■ Directions
Without the pictures, set down every line of the data exactly.

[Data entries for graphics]
<<<<

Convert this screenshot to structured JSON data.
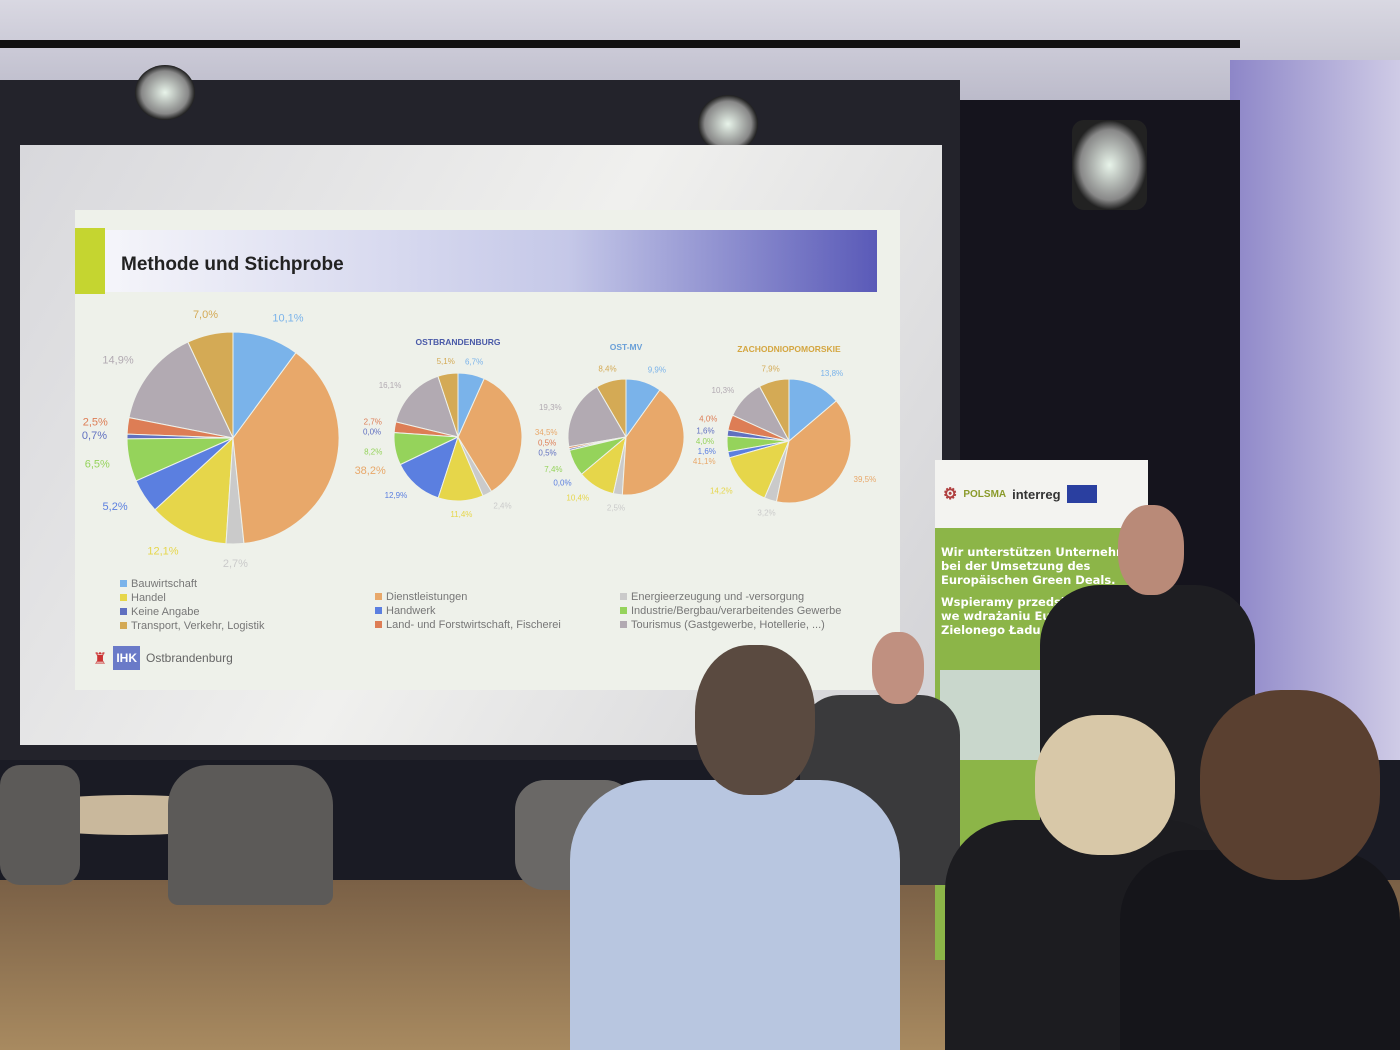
{
  "slide": {
    "title": "Methode und Stichprobe",
    "logo_text": "IHK",
    "logo_name": "Ostbrandenburg"
  },
  "colors": {
    "Bauwirtschaft": "#7ab3ea",
    "Dienstleistungen": "#e8a86a",
    "Energieerzeugung und -versorgung": "#cacaca",
    "Handel": "#e6d64a",
    "Handwerk": "#5b7fe0",
    "Industrie/Bergbau/verarbeitendes Gewerbe": "#95d35b",
    "Keine Angabe": "#6070c0",
    "Land- und Forstwirtschaft, Fischerei": "#dd7d55",
    "Tourismus (Gastgewerbe, Hotellerie, ...)": "#b2aab2",
    "Transport, Verkehr, Logistik": "#d4aa55"
  },
  "chart_data": [
    {
      "type": "pie",
      "title": "",
      "categories": [
        "Bauwirtschaft",
        "Dienstleistungen",
        "Energieerzeugung und -versorgung",
        "Handel",
        "Handwerk",
        "Industrie/Bergbau/verarbeitendes Gewerbe",
        "Keine Angabe",
        "Land- und Forstwirtschaft, Fischerei",
        "Tourismus (Gastgewerbe, Hotellerie, ...)",
        "Transport, Verkehr, Logistik"
      ],
      "values": [
        10.1,
        38.2,
        2.7,
        12.1,
        5.2,
        6.5,
        0.7,
        2.5,
        14.9,
        7.0
      ],
      "labels": [
        "10,1%",
        "38,2%",
        "2,7%",
        "12,1%",
        "5,2%",
        "6,5%",
        "0,7%",
        "2,5%",
        "14,9%",
        "7,0%"
      ]
    },
    {
      "type": "pie",
      "title": "OSTBRANDENBURG",
      "title_color": "#4a5aa8",
      "values": [
        6.7,
        34.5,
        2.4,
        11.4,
        12.9,
        8.2,
        0.0,
        2.7,
        16.1,
        5.1
      ],
      "labels": [
        "6,7%",
        "34,5%",
        "2,4%",
        "11,4%",
        "12,9%",
        "8,2%",
        "0,0%",
        "2,7%",
        "16,1%",
        "5,1%"
      ]
    },
    {
      "type": "pie",
      "title": "OST-MV",
      "title_color": "#6aa0d8",
      "values": [
        9.9,
        41.1,
        2.5,
        10.4,
        0.0,
        7.4,
        0.5,
        0.5,
        19.3,
        8.4
      ],
      "labels": [
        "9,9%",
        "41,1%",
        "2,5%",
        "10,4%",
        "0,0%",
        "7,4%",
        "0,5%",
        "0,5%",
        "19,3%",
        "8,4%"
      ]
    },
    {
      "type": "pie",
      "title": "ZACHODNIOPOMORSKIE",
      "title_color": "#d4a640",
      "values": [
        13.8,
        39.5,
        3.2,
        14.2,
        1.6,
        4.0,
        1.6,
        4.0,
        10.3,
        7.9
      ],
      "labels": [
        "13,8%",
        "39,5%",
        "3,2%",
        "14,2%",
        "1,6%",
        "4,0%",
        "1,6%",
        "4,0%",
        "10,3%",
        "7,9%"
      ]
    }
  ],
  "legend": [
    [
      "Bauwirtschaft",
      "Handel",
      "Keine Angabe",
      "Transport, Verkehr, Logistik"
    ],
    [
      "Dienstleistungen",
      "Handwerk",
      "Land- und Forstwirtschaft, Fischerei"
    ],
    [
      "Energieerzeugung und -versorgung",
      "Industrie/Bergbau/verarbeitendes Gewerbe",
      "Tourismus (Gastgewerbe, Hotellerie, ...)"
    ]
  ],
  "banner": {
    "brand1": "POLSMA",
    "brand2": "interreg",
    "line_de": "Wir unterstützen Unternehmen bei der Umsetzung des Europäischen Green Deals.",
    "line_pl": "Wspieramy przedsiębiorstwa we wdrażaniu Europejskiego Zielonego Ładu."
  }
}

>>>>

■ Full solution
Convert this screenshot to structured JSON data.
{
  "slide": {
    "title": "Methode und Stichprobe",
    "logo_text": "IHK",
    "logo_name": "Ostbrandenburg"
  },
  "colors": {
    "Bauwirtschaft": "#7ab3ea",
    "Dienstleistungen": "#e8a86a",
    "Energieerzeugung und -versorgung": "#cacaca",
    "Handel": "#e6d64a",
    "Handwerk": "#5b7fe0",
    "Industrie/Bergbau/verarbeitendes Gewerbe": "#95d35b",
    "Keine Angabe": "#6070c0",
    "Land- und Forstwirtschaft, Fischerei": "#dd7d55",
    "Tourismus (Gastgewerbe, Hotellerie, ...)": "#b2aab2",
    "Transport, Verkehr, Logistik": "#d4aa55"
  },
  "chart_data": [
    {
      "type": "pie",
      "title": "",
      "categories": [
        "Bauwirtschaft",
        "Dienstleistungen",
        "Energieerzeugung und -versorgung",
        "Handel",
        "Handwerk",
        "Industrie/Bergbau/verarbeitendes Gewerbe",
        "Keine Angabe",
        "Land- und Forstwirtschaft, Fischerei",
        "Tourismus (Gastgewerbe, Hotellerie, ...)",
        "Transport, Verkehr, Logistik"
      ],
      "values": [
        10.1,
        38.2,
        2.7,
        12.1,
        5.2,
        6.5,
        0.7,
        2.5,
        14.9,
        7.0
      ],
      "labels": [
        "10,1%",
        "38,2%",
        "2,7%",
        "12,1%",
        "5,2%",
        "6,5%",
        "0,7%",
        "2,5%",
        "14,9%",
        "7,0%"
      ]
    },
    {
      "type": "pie",
      "title": "OSTBRANDENBURG",
      "title_color": "#4a5aa8",
      "values": [
        6.7,
        34.5,
        2.4,
        11.4,
        12.9,
        8.2,
        0.0,
        2.7,
        16.1,
        5.1
      ],
      "labels": [
        "6,7%",
        "34,5%",
        "2,4%",
        "11,4%",
        "12,9%",
        "8,2%",
        "0,0%",
        "2,7%",
        "16,1%",
        "5,1%"
      ]
    },
    {
      "type": "pie",
      "title": "OST-MV",
      "title_color": "#6aa0d8",
      "values": [
        9.9,
        41.1,
        2.5,
        10.4,
        0.0,
        7.4,
        0.5,
        0.5,
        19.3,
        8.4
      ],
      "labels": [
        "9,9%",
        "41,1%",
        "2,5%",
        "10,4%",
        "0,0%",
        "7,4%",
        "0,5%",
        "0,5%",
        "19,3%",
        "8,4%"
      ]
    },
    {
      "type": "pie",
      "title": "ZACHODNIOPOMORSKIE",
      "title_color": "#d4a640",
      "values": [
        13.8,
        39.5,
        3.2,
        14.2,
        1.6,
        4.0,
        1.6,
        4.0,
        10.3,
        7.9
      ],
      "labels": [
        "13,8%",
        "39,5%",
        "3,2%",
        "14,2%",
        "1,6%",
        "4,0%",
        "1,6%",
        "4,0%",
        "10,3%",
        "7,9%"
      ]
    }
  ],
  "legend": [
    [
      "Bauwirtschaft",
      "Handel",
      "Keine Angabe",
      "Transport, Verkehr, Logistik"
    ],
    [
      "Dienstleistungen",
      "Handwerk",
      "Land- und Forstwirtschaft, Fischerei"
    ],
    [
      "Energieerzeugung und -versorgung",
      "Industrie/Bergbau/verarbeitendes Gewerbe",
      "Tourismus (Gastgewerbe, Hotellerie, ...)"
    ]
  ],
  "banner": {
    "brand1": "POLSMA",
    "brand2": "interreg",
    "line_de": "Wir unterstützen Unternehmen bei der Umsetzung des Europäischen Green Deals.",
    "line_pl": "Wspieramy przedsiębiorstwa we wdrażaniu Europejskiego Zielonego Ładu."
  }
}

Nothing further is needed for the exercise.